Looking through the listing, how many of its lines hold the word "Jika"? Answer with only the number.

Data shown:
====================
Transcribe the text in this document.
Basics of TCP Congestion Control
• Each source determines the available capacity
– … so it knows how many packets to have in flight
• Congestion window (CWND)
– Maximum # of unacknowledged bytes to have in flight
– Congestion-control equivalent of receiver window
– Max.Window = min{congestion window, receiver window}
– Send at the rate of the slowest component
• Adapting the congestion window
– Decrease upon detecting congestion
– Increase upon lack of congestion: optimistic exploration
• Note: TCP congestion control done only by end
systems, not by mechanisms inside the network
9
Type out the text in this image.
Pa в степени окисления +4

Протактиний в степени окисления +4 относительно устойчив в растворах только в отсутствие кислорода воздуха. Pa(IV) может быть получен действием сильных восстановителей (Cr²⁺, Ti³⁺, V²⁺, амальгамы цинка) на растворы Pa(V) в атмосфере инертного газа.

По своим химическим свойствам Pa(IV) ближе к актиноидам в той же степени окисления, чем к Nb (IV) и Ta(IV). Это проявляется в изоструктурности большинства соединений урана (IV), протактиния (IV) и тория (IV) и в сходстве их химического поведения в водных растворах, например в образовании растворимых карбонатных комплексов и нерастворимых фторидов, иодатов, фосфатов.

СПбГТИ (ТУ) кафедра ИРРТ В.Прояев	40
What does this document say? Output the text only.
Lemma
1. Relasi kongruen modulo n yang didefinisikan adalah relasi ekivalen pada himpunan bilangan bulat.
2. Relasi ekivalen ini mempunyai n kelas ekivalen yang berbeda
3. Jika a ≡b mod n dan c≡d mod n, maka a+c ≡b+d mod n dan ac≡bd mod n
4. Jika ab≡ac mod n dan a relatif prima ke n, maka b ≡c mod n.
====================
The output: 2